Copy down every line where the string "seco" shows up.

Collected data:
^^^^^^^^

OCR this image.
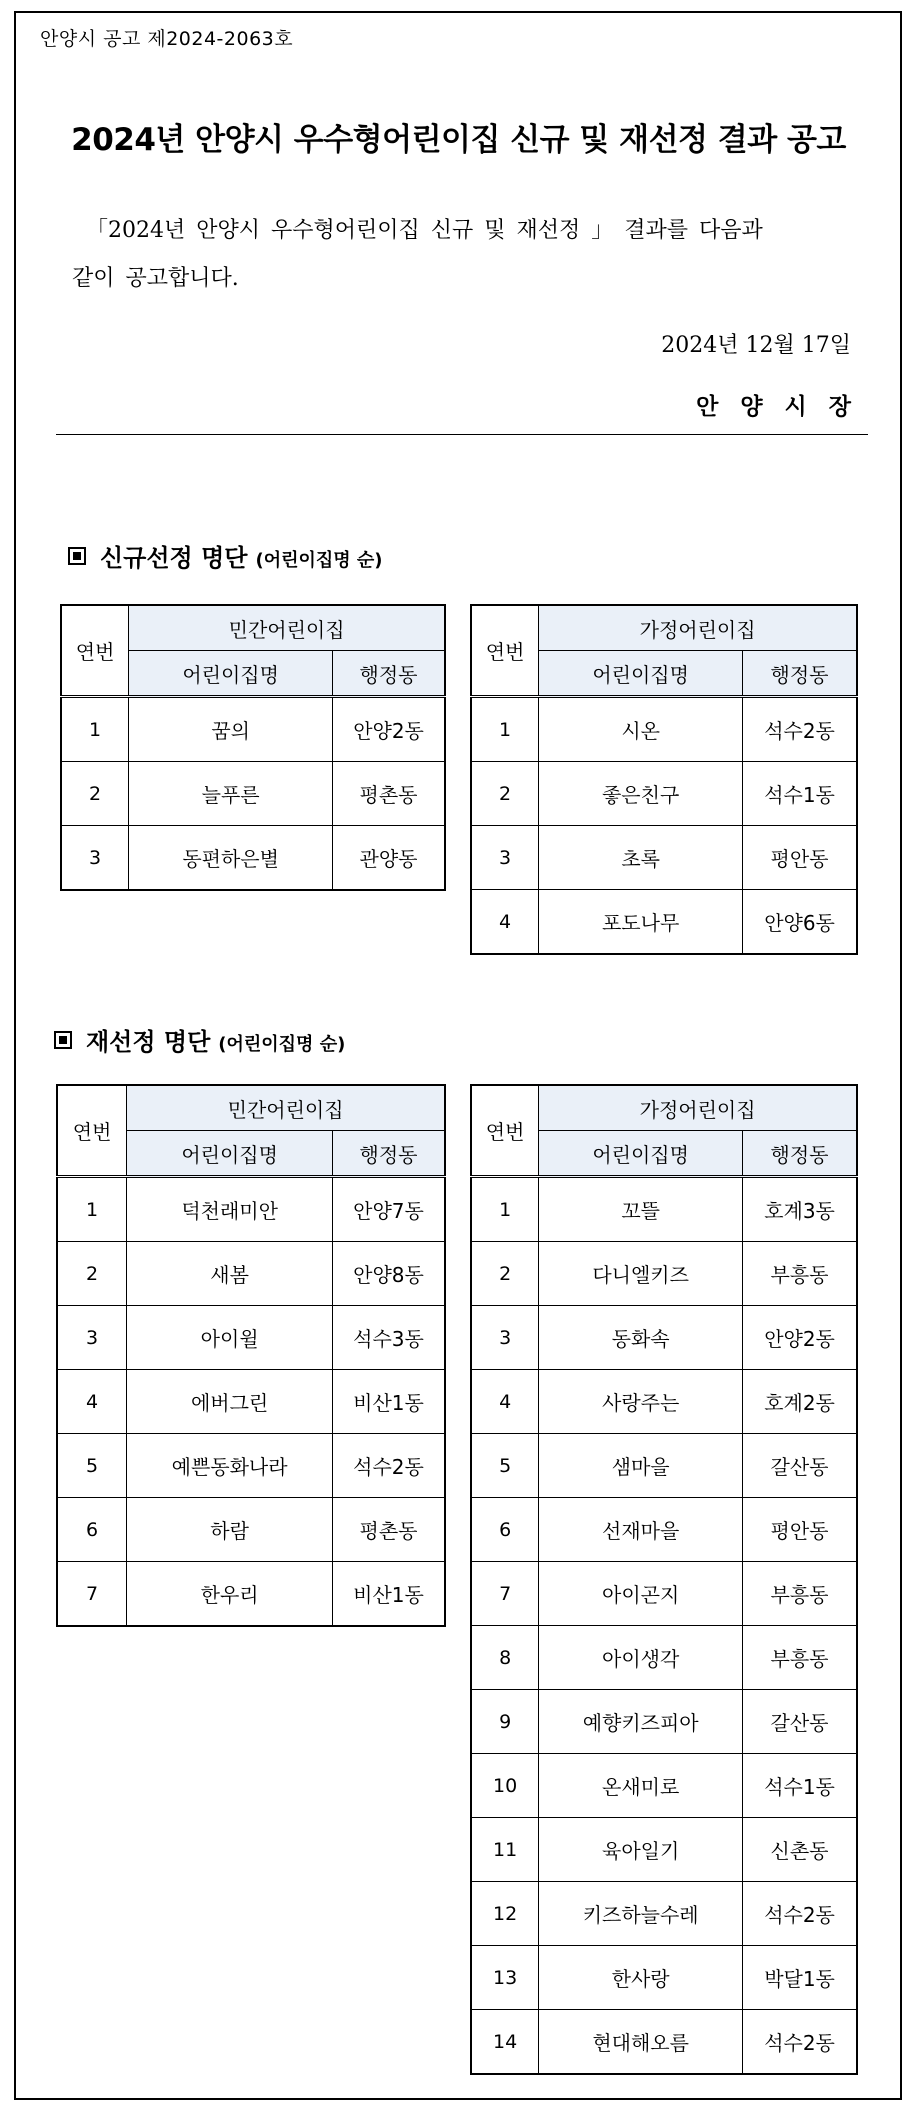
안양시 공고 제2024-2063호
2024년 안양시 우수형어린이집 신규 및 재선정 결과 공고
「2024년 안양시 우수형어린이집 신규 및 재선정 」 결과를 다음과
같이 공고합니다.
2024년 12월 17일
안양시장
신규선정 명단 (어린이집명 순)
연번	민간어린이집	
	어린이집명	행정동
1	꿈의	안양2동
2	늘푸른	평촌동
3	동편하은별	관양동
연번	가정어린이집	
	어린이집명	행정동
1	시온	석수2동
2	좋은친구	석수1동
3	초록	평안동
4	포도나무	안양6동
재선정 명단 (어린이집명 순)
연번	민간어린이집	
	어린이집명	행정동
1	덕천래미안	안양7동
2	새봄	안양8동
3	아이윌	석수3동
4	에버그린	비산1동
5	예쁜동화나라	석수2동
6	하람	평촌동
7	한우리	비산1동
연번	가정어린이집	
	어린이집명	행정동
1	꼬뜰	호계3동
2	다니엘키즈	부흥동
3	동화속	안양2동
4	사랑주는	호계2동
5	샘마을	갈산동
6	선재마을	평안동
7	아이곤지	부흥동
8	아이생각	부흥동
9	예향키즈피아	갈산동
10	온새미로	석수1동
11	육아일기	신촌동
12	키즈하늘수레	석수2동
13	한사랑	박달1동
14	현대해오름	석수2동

^^^^^^^^

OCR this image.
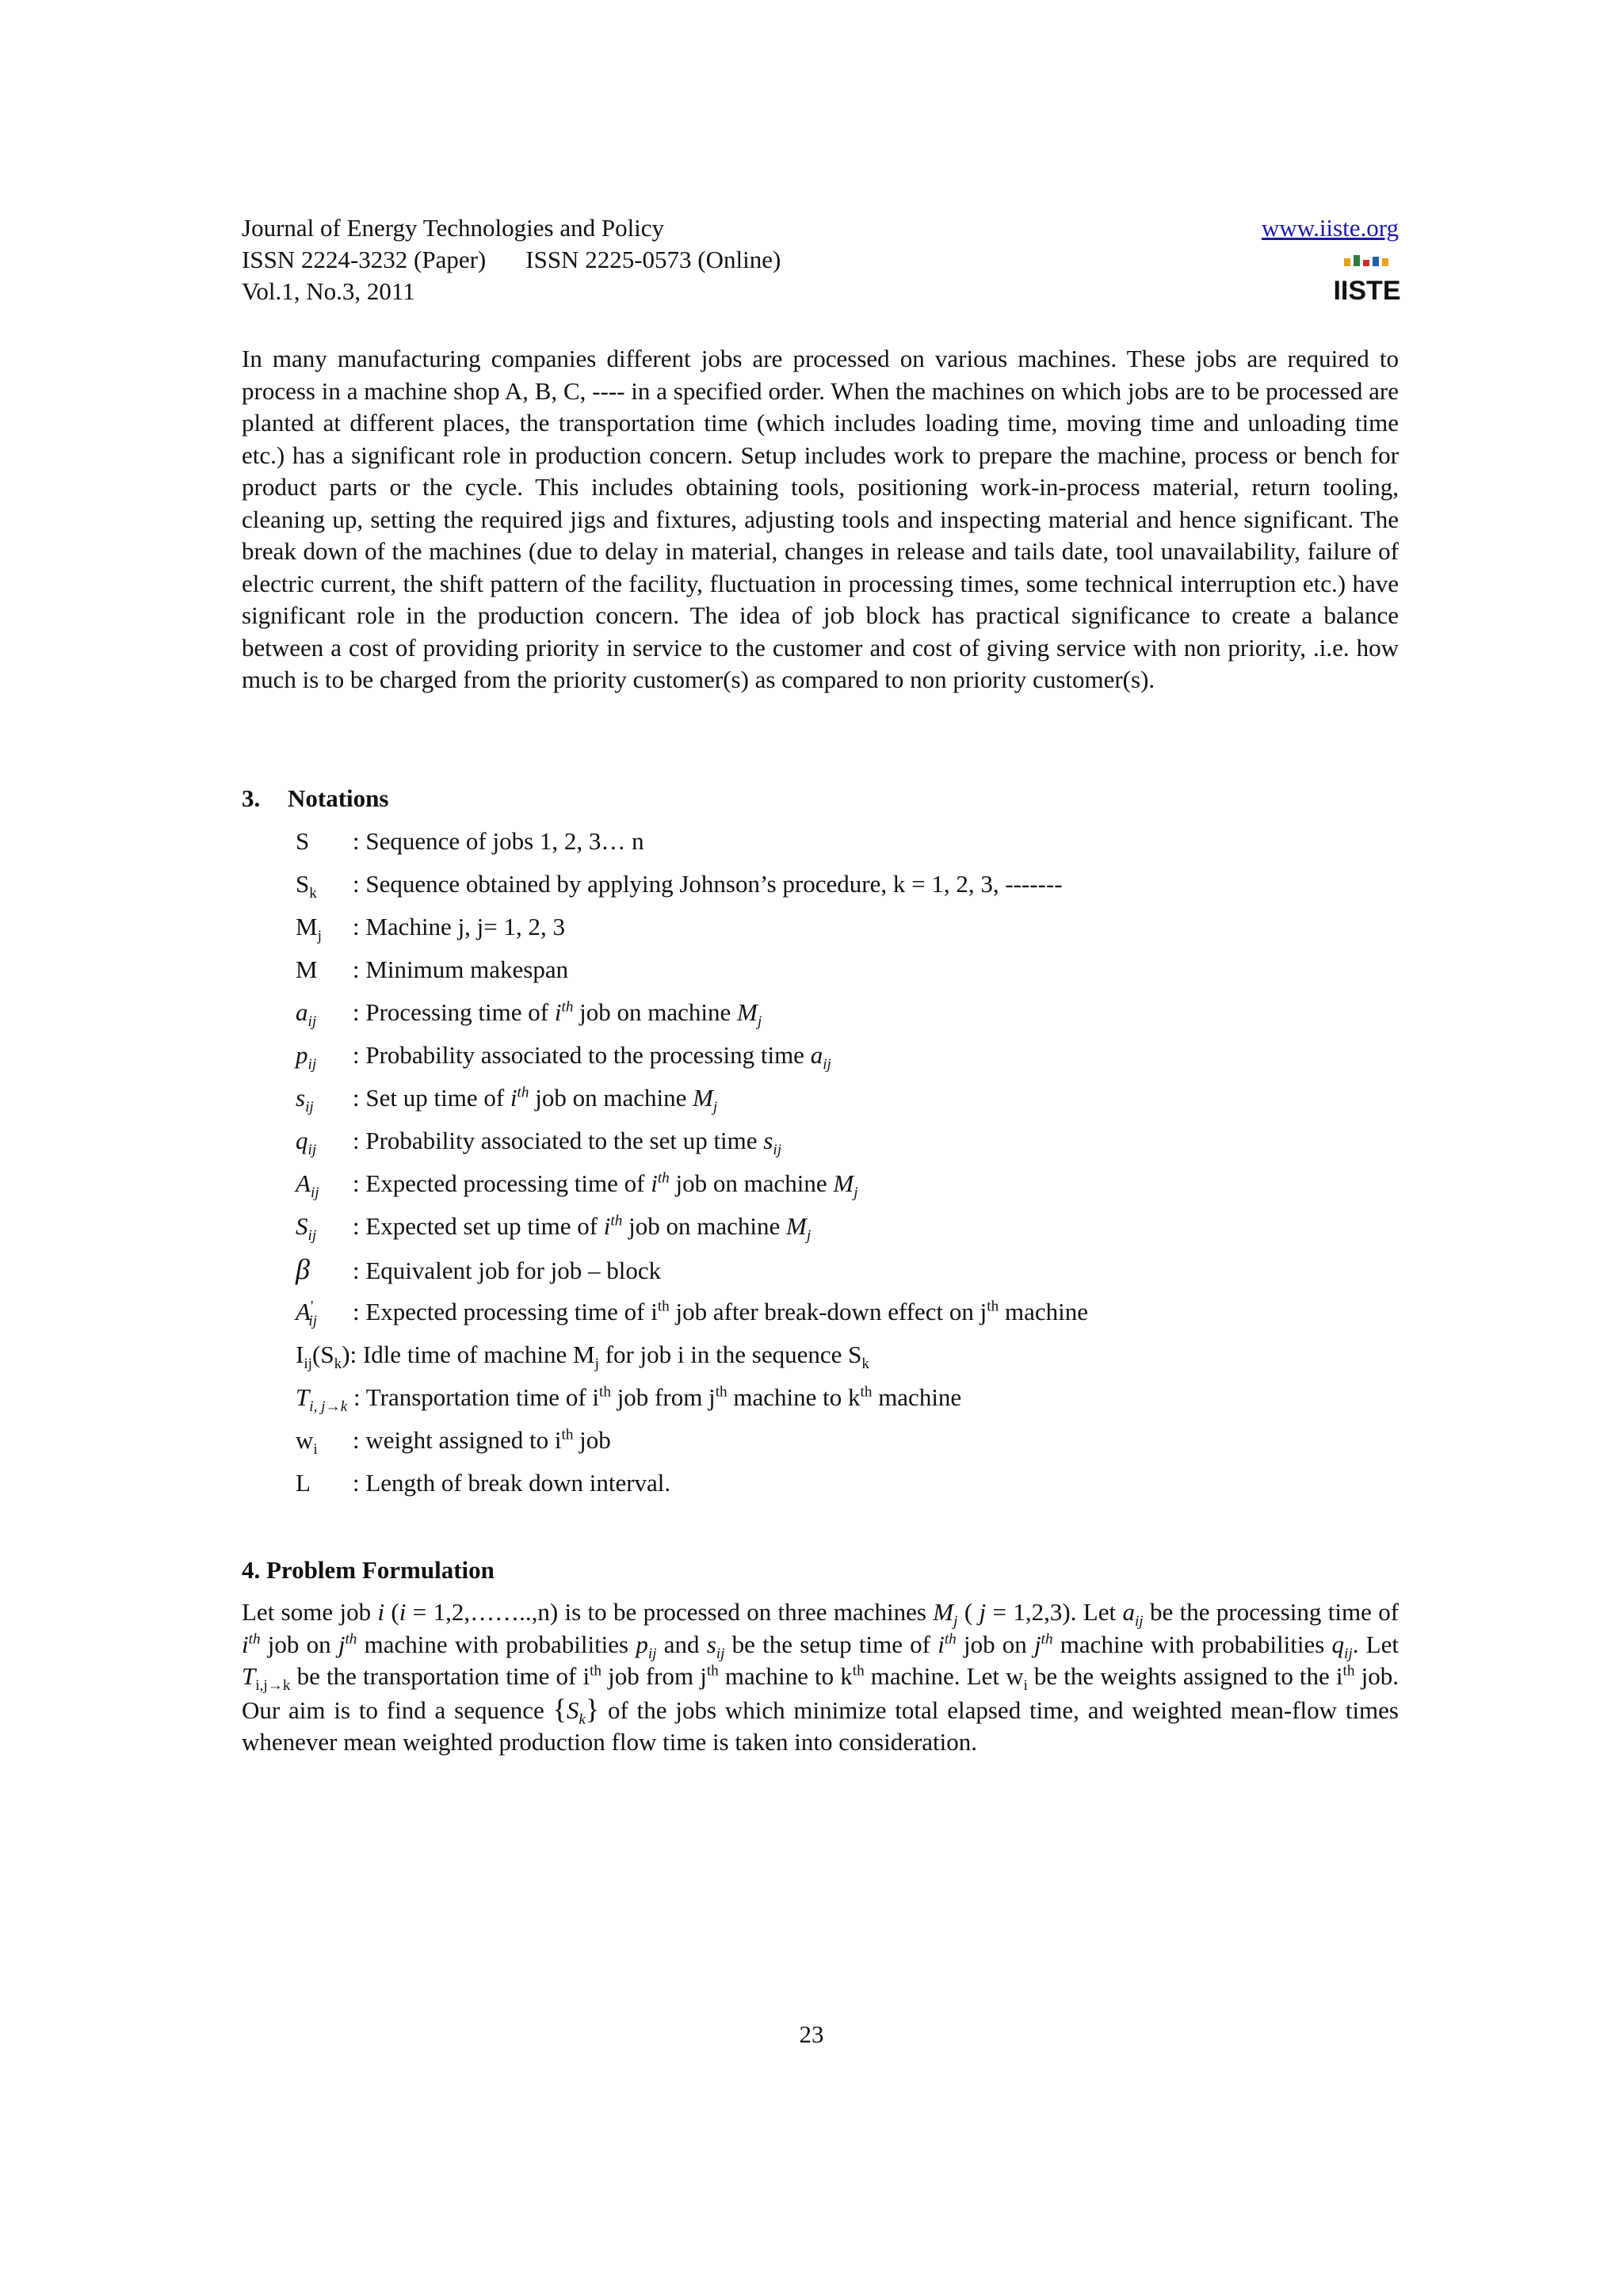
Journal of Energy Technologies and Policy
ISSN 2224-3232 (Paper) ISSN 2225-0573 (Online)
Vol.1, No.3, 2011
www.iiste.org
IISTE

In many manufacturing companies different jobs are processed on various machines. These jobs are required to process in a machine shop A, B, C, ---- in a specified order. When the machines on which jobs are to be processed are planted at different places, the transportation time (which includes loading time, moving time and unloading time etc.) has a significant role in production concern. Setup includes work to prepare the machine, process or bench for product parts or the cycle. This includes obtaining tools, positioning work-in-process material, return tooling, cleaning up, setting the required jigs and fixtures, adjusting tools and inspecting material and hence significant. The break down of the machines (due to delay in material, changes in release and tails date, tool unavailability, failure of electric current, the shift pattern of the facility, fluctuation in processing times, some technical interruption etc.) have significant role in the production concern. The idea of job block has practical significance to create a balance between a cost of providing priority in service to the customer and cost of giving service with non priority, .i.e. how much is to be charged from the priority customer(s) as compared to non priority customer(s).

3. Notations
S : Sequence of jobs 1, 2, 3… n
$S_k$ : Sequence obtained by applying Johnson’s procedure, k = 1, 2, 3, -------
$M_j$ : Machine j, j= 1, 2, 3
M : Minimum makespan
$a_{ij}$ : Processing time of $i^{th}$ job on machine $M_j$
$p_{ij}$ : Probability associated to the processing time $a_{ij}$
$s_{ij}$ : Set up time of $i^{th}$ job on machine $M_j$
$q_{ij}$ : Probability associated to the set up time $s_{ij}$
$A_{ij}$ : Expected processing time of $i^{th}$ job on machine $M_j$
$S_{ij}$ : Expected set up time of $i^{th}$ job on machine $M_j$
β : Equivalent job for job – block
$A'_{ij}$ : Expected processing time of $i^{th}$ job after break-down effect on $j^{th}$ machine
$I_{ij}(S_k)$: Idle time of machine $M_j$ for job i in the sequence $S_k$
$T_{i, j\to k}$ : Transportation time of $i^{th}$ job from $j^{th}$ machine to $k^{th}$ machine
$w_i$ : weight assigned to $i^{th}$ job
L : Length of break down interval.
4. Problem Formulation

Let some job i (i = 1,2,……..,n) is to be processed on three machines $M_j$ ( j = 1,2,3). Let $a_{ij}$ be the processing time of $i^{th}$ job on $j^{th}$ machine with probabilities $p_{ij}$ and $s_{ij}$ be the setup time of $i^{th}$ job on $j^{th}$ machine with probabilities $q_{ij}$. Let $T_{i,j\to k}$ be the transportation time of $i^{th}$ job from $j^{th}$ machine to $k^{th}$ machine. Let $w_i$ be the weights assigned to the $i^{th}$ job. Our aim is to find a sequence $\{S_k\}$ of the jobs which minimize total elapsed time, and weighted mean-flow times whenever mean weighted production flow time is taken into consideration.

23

^^^^^^^^

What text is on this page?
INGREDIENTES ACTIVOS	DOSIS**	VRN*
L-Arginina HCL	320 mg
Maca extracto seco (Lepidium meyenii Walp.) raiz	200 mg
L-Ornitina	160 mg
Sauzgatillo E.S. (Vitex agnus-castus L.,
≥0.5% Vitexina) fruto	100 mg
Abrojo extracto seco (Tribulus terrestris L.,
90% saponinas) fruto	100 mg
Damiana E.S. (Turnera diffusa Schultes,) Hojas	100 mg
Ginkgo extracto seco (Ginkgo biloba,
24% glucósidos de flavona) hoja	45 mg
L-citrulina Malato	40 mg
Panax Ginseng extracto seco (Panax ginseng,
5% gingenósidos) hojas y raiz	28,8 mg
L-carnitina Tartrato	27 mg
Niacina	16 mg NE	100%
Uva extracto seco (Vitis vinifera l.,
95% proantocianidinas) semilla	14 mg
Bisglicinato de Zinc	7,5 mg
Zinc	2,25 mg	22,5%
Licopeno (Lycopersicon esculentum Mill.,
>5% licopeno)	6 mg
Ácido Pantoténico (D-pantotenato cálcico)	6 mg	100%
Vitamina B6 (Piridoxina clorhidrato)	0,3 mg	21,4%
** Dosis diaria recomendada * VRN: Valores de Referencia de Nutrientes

^^^^^^^^

→ Response
Maca extracto seco (Lepidium meyenii Walp.) raiz	200 mg
Abrojo extracto seco (Tribulus terrestris L.,
Ginkgo extracto seco (Ginkgo biloba,
Panax Ginseng extracto seco (Panax ginseng,
Uva extracto seco (Vitis vinifera l.,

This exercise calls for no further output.